● **Извлечённые записи**
■ ■ ■ ■ ■ ■ ■
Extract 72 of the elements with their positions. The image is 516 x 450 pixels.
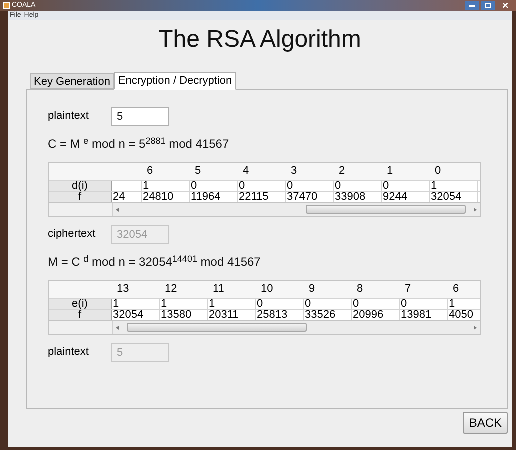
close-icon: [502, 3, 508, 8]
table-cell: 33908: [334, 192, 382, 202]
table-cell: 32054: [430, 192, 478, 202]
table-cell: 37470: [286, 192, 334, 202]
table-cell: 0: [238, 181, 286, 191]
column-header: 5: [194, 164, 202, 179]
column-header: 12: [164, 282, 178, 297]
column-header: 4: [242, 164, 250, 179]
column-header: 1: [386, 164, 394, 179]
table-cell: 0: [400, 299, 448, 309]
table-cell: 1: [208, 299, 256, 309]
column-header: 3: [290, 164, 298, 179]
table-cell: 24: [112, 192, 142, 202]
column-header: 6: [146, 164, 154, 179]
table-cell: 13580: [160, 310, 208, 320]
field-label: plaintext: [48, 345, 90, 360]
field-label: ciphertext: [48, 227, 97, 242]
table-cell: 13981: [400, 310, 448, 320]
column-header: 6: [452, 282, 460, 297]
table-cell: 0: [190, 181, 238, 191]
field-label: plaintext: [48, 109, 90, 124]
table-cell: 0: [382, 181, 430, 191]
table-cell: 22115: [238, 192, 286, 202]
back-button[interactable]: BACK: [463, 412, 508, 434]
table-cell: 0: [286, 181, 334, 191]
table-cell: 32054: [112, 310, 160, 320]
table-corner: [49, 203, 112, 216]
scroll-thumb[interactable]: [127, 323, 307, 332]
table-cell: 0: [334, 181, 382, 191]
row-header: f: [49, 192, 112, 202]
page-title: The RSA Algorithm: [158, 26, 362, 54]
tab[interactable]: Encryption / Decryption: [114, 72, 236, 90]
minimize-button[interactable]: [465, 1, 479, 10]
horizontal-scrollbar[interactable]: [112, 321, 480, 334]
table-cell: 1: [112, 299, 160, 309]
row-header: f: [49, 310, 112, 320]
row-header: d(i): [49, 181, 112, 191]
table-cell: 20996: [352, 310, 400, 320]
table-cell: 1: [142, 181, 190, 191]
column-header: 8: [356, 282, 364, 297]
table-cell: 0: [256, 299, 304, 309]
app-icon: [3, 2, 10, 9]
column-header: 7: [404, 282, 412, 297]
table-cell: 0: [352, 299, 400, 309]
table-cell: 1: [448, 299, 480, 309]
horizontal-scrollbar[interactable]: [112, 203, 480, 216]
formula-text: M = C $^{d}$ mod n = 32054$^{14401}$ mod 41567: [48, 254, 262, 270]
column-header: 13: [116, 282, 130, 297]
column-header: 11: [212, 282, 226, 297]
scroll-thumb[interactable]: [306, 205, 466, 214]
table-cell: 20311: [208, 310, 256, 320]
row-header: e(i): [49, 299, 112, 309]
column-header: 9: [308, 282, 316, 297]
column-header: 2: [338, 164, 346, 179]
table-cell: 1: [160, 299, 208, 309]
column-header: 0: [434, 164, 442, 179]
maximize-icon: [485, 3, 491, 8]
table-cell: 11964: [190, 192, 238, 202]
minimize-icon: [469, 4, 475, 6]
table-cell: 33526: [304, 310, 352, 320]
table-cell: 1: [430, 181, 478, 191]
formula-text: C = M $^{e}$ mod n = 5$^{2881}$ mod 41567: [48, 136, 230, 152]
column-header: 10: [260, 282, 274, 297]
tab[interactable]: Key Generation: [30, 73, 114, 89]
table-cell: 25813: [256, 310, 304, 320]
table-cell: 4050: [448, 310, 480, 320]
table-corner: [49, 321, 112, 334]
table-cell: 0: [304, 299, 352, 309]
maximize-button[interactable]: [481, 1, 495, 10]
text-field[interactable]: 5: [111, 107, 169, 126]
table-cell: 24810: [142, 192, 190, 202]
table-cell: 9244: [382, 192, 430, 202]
■ ■ ■ ■ ■ ■ ■
Перепечатайте все записи выше строка в строку, ничего не меняя. Изображения в ответ не включайте.

Extract 72 of the elements with their positions. The image is 516 x 450 pixels.
close-icon: [502, 3, 508, 8]
table-cell: 33908: [334, 192, 382, 202]
table-cell: 32054: [430, 192, 478, 202]
table-cell: 37470: [286, 192, 334, 202]
table-cell: 0: [238, 181, 286, 191]
column-header: 5: [194, 164, 202, 179]
column-header: 12: [164, 282, 178, 297]
column-header: 4: [242, 164, 250, 179]
column-header: 1: [386, 164, 394, 179]
table-cell: 0: [400, 299, 448, 309]
table-cell: 1: [208, 299, 256, 309]
column-header: 3: [290, 164, 298, 179]
table-cell: 24: [112, 192, 142, 202]
column-header: 6: [146, 164, 154, 179]
table-cell: 13580: [160, 310, 208, 320]
field-label: plaintext: [48, 345, 90, 360]
field-label: ciphertext: [48, 227, 97, 242]
table-cell: 13981: [400, 310, 448, 320]
column-header: 6: [452, 282, 460, 297]
table-cell: 0: [190, 181, 238, 191]
field-label: plaintext: [48, 109, 90, 124]
table-cell: 0: [382, 181, 430, 191]
table-cell: 22115: [238, 192, 286, 202]
back-button[interactable]: BACK: [463, 412, 508, 434]
table-cell: 0: [286, 181, 334, 191]
table-cell: 32054: [112, 310, 160, 320]
table-corner: [49, 203, 112, 216]
scroll-thumb[interactable]: [127, 323, 307, 332]
table-cell: 0: [334, 181, 382, 191]
row-header: f: [49, 192, 112, 202]
page-title: The RSA Algorithm: [158, 26, 362, 54]
tab[interactable]: Encryption / Decryption: [114, 72, 236, 90]
minimize-button[interactable]: [465, 1, 479, 10]
horizontal-scrollbar[interactable]: [112, 321, 480, 334]
table-cell: 1: [112, 299, 160, 309]
row-header: f: [49, 310, 112, 320]
row-header: d(i): [49, 181, 112, 191]
table-cell: 20996: [352, 310, 400, 320]
table-cell: 1: [142, 181, 190, 191]
column-header: 8: [356, 282, 364, 297]
table-cell: 0: [256, 299, 304, 309]
app-icon: [3, 2, 10, 9]
column-header: 7: [404, 282, 412, 297]
table-cell: 0: [352, 299, 400, 309]
table-cell: 1: [448, 299, 480, 309]
horizontal-scrollbar[interactable]: [112, 203, 480, 216]
formula-text: M = C $^{d}$ mod n = 32054$^{14401}$ mod 41567: [48, 254, 262, 270]
column-header: 13: [116, 282, 130, 297]
column-header: 11: [212, 282, 226, 297]
scroll-thumb[interactable]: [306, 205, 466, 214]
table-cell: 20311: [208, 310, 256, 320]
row-header: e(i): [49, 299, 112, 309]
column-header: 9: [308, 282, 316, 297]
column-header: 2: [338, 164, 346, 179]
table-cell: 1: [160, 299, 208, 309]
column-header: 0: [434, 164, 442, 179]
maximize-icon: [485, 3, 491, 8]
table-cell: 11964: [190, 192, 238, 202]
minimize-icon: [469, 4, 475, 6]
table-cell: 33526: [304, 310, 352, 320]
table-cell: 1: [430, 181, 478, 191]
formula-text: C = M $^{e}$ mod n = 5$^{2881}$ mod 41567: [48, 136, 230, 152]
column-header: 10: [260, 282, 274, 297]
tab[interactable]: Key Generation: [30, 73, 114, 89]
table-cell: 25813: [256, 310, 304, 320]
table-cell: 4050: [448, 310, 480, 320]
table-corner: [49, 321, 112, 334]
table-cell: 0: [304, 299, 352, 309]
maximize-button[interactable]: [481, 1, 495, 10]
text-field[interactable]: 5: [111, 107, 169, 126]
table-cell: 24810: [142, 192, 190, 202]
table-cell: 9244: [382, 192, 430, 202]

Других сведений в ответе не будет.